---- Items
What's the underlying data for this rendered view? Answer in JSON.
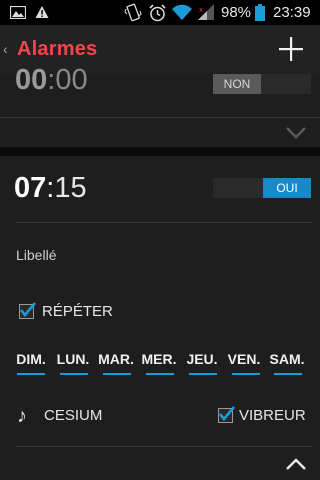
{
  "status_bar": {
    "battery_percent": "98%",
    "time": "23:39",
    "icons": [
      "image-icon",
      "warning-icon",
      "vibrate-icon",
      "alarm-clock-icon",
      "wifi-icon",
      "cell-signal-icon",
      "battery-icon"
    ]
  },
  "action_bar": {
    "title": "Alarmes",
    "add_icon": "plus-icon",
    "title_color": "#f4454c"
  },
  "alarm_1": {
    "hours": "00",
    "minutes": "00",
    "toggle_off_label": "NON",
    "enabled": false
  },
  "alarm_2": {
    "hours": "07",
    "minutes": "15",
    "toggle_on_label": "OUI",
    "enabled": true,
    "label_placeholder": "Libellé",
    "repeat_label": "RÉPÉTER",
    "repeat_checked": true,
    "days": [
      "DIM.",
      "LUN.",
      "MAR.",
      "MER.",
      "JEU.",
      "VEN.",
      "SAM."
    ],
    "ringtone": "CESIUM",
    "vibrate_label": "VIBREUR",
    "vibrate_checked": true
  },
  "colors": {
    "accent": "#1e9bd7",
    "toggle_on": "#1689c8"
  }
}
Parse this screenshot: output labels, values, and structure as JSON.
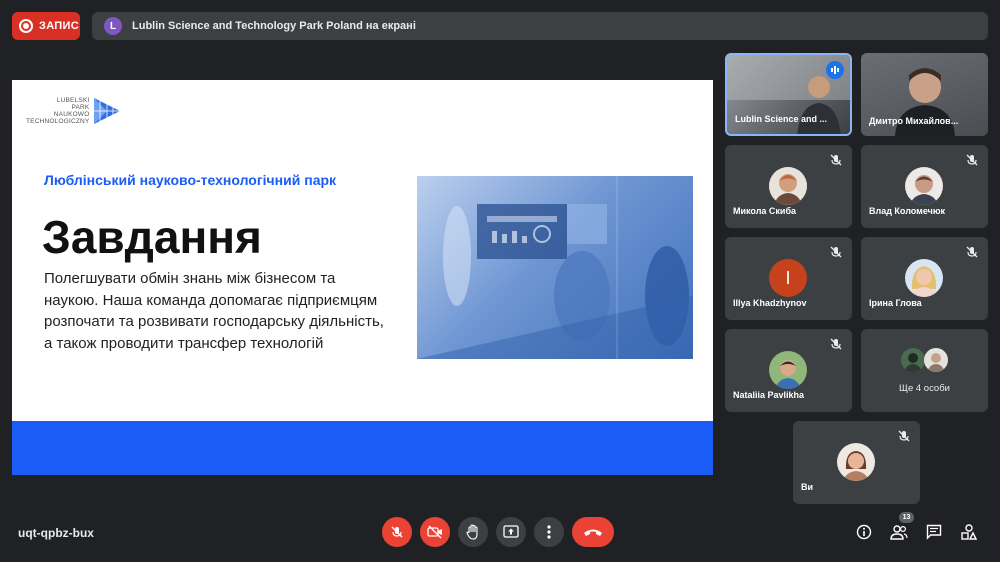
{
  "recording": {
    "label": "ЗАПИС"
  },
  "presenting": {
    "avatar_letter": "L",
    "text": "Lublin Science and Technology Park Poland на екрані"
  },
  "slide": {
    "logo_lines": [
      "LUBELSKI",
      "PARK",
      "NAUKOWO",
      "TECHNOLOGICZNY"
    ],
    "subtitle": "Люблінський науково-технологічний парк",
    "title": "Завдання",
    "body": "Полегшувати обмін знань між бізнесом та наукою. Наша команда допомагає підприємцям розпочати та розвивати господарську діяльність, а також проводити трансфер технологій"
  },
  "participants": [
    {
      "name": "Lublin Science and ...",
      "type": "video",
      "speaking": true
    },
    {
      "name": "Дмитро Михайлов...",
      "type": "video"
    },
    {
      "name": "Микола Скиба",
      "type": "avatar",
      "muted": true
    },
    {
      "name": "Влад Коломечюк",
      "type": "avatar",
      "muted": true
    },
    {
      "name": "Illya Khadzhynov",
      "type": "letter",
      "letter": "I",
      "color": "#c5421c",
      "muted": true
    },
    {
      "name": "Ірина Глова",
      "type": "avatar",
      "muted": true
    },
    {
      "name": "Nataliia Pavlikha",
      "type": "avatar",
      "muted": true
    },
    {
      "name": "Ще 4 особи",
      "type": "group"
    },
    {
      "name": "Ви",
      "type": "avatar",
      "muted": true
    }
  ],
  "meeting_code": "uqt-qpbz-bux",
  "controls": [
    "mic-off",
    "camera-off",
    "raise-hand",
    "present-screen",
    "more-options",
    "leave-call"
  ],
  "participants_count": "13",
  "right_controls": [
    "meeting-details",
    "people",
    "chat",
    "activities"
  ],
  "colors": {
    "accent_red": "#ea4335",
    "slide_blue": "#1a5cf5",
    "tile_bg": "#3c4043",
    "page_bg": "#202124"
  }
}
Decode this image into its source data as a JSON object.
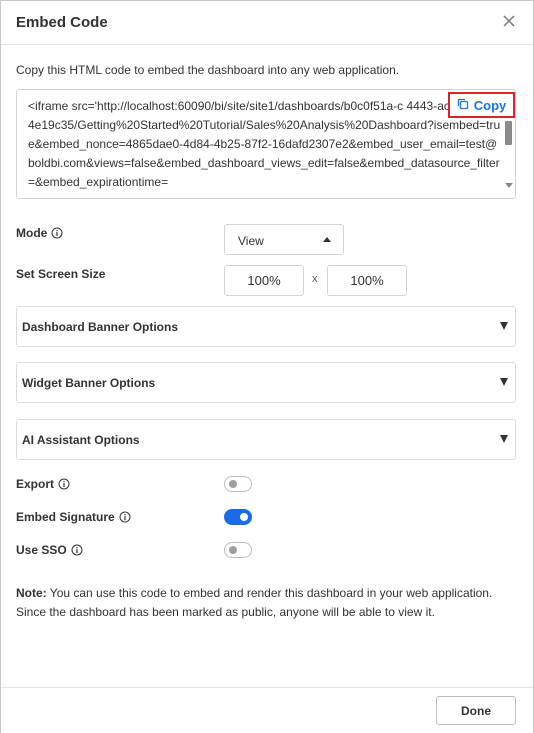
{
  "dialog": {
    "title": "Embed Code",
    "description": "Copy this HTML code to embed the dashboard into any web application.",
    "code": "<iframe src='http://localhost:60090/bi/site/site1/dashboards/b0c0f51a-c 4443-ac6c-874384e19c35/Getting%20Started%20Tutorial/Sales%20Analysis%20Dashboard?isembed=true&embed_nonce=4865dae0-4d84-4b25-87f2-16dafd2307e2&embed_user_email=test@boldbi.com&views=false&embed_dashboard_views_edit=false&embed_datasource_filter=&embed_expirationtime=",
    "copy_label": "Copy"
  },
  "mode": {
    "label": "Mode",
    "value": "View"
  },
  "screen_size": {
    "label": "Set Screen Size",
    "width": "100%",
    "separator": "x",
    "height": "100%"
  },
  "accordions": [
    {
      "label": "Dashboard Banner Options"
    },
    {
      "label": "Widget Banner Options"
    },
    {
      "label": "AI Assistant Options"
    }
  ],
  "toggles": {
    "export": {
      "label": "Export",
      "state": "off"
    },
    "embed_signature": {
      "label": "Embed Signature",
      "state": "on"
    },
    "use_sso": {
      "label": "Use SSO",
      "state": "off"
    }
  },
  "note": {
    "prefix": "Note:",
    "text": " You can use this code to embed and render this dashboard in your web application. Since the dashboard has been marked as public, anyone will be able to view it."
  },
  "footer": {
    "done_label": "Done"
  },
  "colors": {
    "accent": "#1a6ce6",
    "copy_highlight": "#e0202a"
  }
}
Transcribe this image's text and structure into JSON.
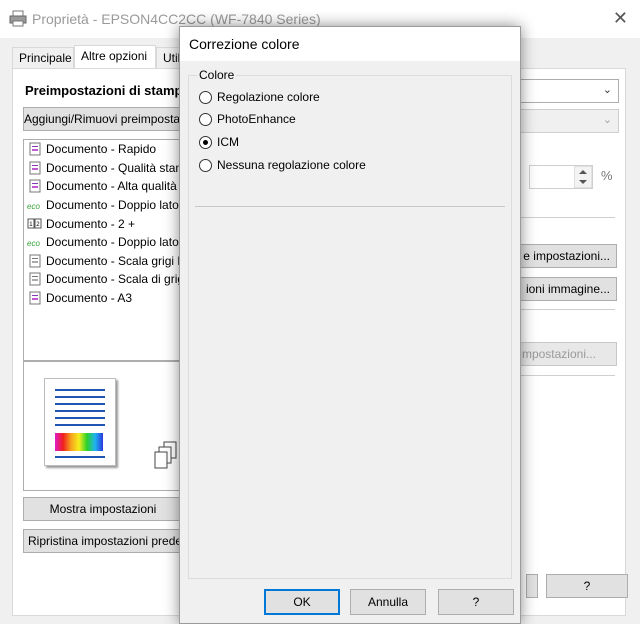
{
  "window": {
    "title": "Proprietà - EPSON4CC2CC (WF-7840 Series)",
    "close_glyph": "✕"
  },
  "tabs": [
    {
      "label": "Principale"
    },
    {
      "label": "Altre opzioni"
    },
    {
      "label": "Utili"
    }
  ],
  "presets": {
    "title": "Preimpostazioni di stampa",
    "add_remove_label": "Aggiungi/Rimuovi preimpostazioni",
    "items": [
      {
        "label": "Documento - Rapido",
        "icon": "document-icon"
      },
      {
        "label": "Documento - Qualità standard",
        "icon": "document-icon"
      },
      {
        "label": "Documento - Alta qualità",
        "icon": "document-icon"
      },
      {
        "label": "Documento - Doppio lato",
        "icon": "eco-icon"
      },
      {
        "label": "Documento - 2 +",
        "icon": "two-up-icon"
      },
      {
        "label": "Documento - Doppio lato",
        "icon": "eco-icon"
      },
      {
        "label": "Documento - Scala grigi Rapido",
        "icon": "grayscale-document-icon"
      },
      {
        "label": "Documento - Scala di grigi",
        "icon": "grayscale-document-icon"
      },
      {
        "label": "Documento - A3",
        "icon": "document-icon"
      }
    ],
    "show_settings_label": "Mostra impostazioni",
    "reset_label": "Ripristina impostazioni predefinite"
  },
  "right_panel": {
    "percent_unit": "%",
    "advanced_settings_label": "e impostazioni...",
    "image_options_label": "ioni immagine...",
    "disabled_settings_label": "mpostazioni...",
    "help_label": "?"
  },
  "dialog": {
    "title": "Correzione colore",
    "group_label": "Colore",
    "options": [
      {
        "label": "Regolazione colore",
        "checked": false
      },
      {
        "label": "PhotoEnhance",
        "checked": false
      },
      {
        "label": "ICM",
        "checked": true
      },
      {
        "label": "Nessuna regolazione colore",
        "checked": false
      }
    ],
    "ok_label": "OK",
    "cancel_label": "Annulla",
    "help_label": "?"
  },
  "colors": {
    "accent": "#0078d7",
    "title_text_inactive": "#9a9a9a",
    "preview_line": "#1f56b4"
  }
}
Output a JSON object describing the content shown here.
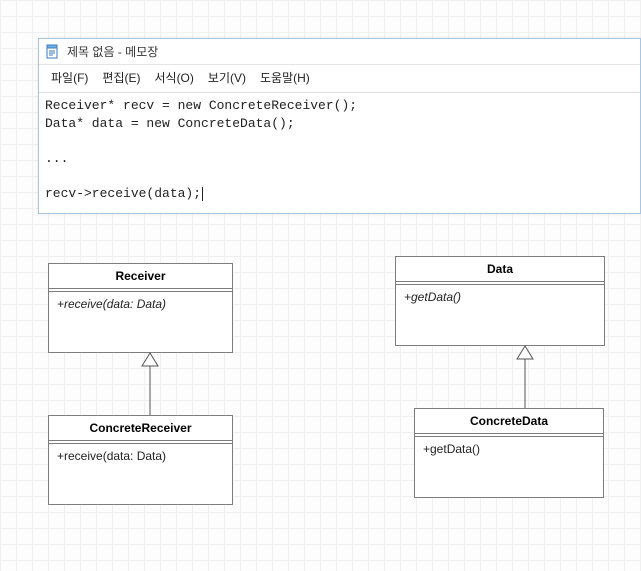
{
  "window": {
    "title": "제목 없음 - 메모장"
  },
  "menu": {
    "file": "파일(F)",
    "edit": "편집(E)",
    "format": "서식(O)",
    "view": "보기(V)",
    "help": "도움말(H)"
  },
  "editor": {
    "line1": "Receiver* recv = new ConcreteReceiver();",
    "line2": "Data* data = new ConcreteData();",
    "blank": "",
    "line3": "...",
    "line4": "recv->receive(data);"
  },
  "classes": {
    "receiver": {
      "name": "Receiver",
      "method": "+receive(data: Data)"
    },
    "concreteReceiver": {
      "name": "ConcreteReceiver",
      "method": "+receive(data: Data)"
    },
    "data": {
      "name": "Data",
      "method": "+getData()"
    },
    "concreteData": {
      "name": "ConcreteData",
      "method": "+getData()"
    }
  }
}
--------
Output all of the data exactly as it stands, minus any images.

#### [Final result]
What's the underlying data for this rendered view? Answer in JSON.
{
  "status_bar": {
    "battery_percent": "98%",
    "time": "23:39",
    "icons": [
      "image-icon",
      "warning-icon",
      "vibrate-icon",
      "alarm-clock-icon",
      "wifi-icon",
      "cell-signal-icon",
      "battery-icon"
    ]
  },
  "action_bar": {
    "title": "Alarmes",
    "add_icon": "plus-icon",
    "title_color": "#f4454c"
  },
  "alarm_1": {
    "hours": "00",
    "minutes": "00",
    "toggle_off_label": "NON",
    "enabled": false
  },
  "alarm_2": {
    "hours": "07",
    "minutes": "15",
    "toggle_on_label": "OUI",
    "enabled": true,
    "label_placeholder": "Libellé",
    "repeat_label": "RÉPÉTER",
    "repeat_checked": true,
    "days": [
      "DIM.",
      "LUN.",
      "MAR.",
      "MER.",
      "JEU.",
      "VEN.",
      "SAM."
    ],
    "ringtone": "CESIUM",
    "vibrate_label": "VIBREUR",
    "vibrate_checked": true
  },
  "colors": {
    "accent": "#1e9bd7",
    "toggle_on": "#1689c8"
  }
}
Parse this screenshot: output labels, values, and structure as JSON.
{
  "recording": {
    "label": "ЗАПИС"
  },
  "presenting": {
    "avatar_letter": "L",
    "text": "Lublin Science and Technology Park Poland на екрані"
  },
  "slide": {
    "logo_lines": [
      "LUBELSKI",
      "PARK",
      "NAUKOWO",
      "TECHNOLOGICZNY"
    ],
    "subtitle": "Люблінський науково-технологічний парк",
    "title": "Завдання",
    "body": "Полегшувати обмін знань між бізнесом та наукою. Наша команда допомагає підприємцям розпочати та розвивати господарську діяльність, а також проводити трансфер технологій"
  },
  "participants": [
    {
      "name": "Lublin Science and ...",
      "type": "video",
      "speaking": true
    },
    {
      "name": "Дмитро Михайлов...",
      "type": "video"
    },
    {
      "name": "Микола Скиба",
      "type": "avatar",
      "muted": true
    },
    {
      "name": "Влад Коломечюк",
      "type": "avatar",
      "muted": true
    },
    {
      "name": "Illya Khadzhynov",
      "type": "letter",
      "letter": "I",
      "color": "#c5421c",
      "muted": true
    },
    {
      "name": "Ірина Глова",
      "type": "avatar",
      "muted": true
    },
    {
      "name": "Nataliia Pavlikha",
      "type": "avatar",
      "muted": true
    },
    {
      "name": "Ще 4 особи",
      "type": "group"
    },
    {
      "name": "Ви",
      "type": "avatar",
      "muted": true
    }
  ],
  "meeting_code": "uqt-qpbz-bux",
  "controls": [
    "mic-off",
    "camera-off",
    "raise-hand",
    "present-screen",
    "more-options",
    "leave-call"
  ],
  "participants_count": "13",
  "right_controls": [
    "meeting-details",
    "people",
    "chat",
    "activities"
  ],
  "colors": {
    "accent_red": "#ea4335",
    "slide_blue": "#1a5cf5",
    "tile_bg": "#3c4043",
    "page_bg": "#202124"
  }
}
Decode this image into its source data as a JSON object.
{
  "dialog": {
    "title": "Embed Code",
    "description": "Copy this HTML code to embed the dashboard into any web application.",
    "code": "<iframe src='http://localhost:60090/bi/site/site1/dashboards/b0c0f51a-c 4443-ac6c-874384e19c35/Getting%20Started%20Tutorial/Sales%20Analysis%20Dashboard?isembed=true&embed_nonce=4865dae0-4d84-4b25-87f2-16dafd2307e2&embed_user_email=test@boldbi.com&views=false&embed_dashboard_views_edit=false&embed_datasource_filter=&embed_expirationtime=",
    "copy_label": "Copy"
  },
  "mode": {
    "label": "Mode",
    "value": "View"
  },
  "screen_size": {
    "label": "Set Screen Size",
    "width": "100%",
    "separator": "x",
    "height": "100%"
  },
  "accordions": [
    {
      "label": "Dashboard Banner Options"
    },
    {
      "label": "Widget Banner Options"
    },
    {
      "label": "AI Assistant Options"
    }
  ],
  "toggles": {
    "export": {
      "label": "Export",
      "state": "off"
    },
    "embed_signature": {
      "label": "Embed Signature",
      "state": "on"
    },
    "use_sso": {
      "label": "Use SSO",
      "state": "off"
    }
  },
  "note": {
    "prefix": "Note:",
    "text": " You can use this code to embed and render this dashboard in your web application. Since the dashboard has been marked as public, anyone will be able to view it."
  },
  "footer": {
    "done_label": "Done"
  },
  "colors": {
    "accent": "#1a6ce6",
    "copy_highlight": "#e0202a"
  }
}
Transcribe this image's text and structure into JSON.
{
  "window": {
    "title": "Proprietà - EPSON4CC2CC (WF-7840 Series)",
    "close_glyph": "✕"
  },
  "tabs": [
    {
      "label": "Principale"
    },
    {
      "label": "Altre opzioni"
    },
    {
      "label": "Utili"
    }
  ],
  "presets": {
    "title": "Preimpostazioni di stampa",
    "add_remove_label": "Aggiungi/Rimuovi preimpostazioni",
    "items": [
      {
        "label": "Documento - Rapido",
        "icon": "document-icon"
      },
      {
        "label": "Documento - Qualità standard",
        "icon": "document-icon"
      },
      {
        "label": "Documento - Alta qualità",
        "icon": "document-icon"
      },
      {
        "label": "Documento - Doppio lato",
        "icon": "eco-icon"
      },
      {
        "label": "Documento - 2 +",
        "icon": "two-up-icon"
      },
      {
        "label": "Documento - Doppio lato",
        "icon": "eco-icon"
      },
      {
        "label": "Documento - Scala grigi Rapido",
        "icon": "grayscale-document-icon"
      },
      {
        "label": "Documento - Scala di grigi",
        "icon": "grayscale-document-icon"
      },
      {
        "label": "Documento - A3",
        "icon": "document-icon"
      }
    ],
    "show_settings_label": "Mostra impostazioni",
    "reset_label": "Ripristina impostazioni predefinite"
  },
  "right_panel": {
    "percent_unit": "%",
    "advanced_settings_label": "e impostazioni...",
    "image_options_label": "ioni immagine...",
    "disabled_settings_label": "mpostazioni...",
    "help_label": "?"
  },
  "dialog": {
    "title": "Correzione colore",
    "group_label": "Colore",
    "options": [
      {
        "label": "Regolazione colore",
        "checked": false
      },
      {
        "label": "PhotoEnhance",
        "checked": false
      },
      {
        "label": "ICM",
        "checked": true
      },
      {
        "label": "Nessuna regolazione colore",
        "checked": false
      }
    ],
    "ok_label": "OK",
    "cancel_label": "Annulla",
    "help_label": "?"
  },
  "colors": {
    "accent": "#0078d7",
    "title_text_inactive": "#9a9a9a",
    "preview_line": "#1f56b4"
  }
}
Output a JSON object describing the content shown here.
{
  "window": {
    "title": "제목 없음 - 메모장"
  },
  "menu": {
    "file": "파일(F)",
    "edit": "편집(E)",
    "format": "서식(O)",
    "view": "보기(V)",
    "help": "도움말(H)"
  },
  "editor": {
    "line1": "Receiver* recv = new ConcreteReceiver();",
    "line2": "Data* data = new ConcreteData();",
    "blank": "",
    "line3": "...",
    "line4": "recv->receive(data);"
  },
  "classes": {
    "receiver": {
      "name": "Receiver",
      "method": "+receive(data: Data)"
    },
    "concreteReceiver": {
      "name": "ConcreteReceiver",
      "method": "+receive(data: Data)"
    },
    "data": {
      "name": "Data",
      "method": "+getData()"
    },
    "concreteData": {
      "name": "ConcreteData",
      "method": "+getData()"
    }
  }
}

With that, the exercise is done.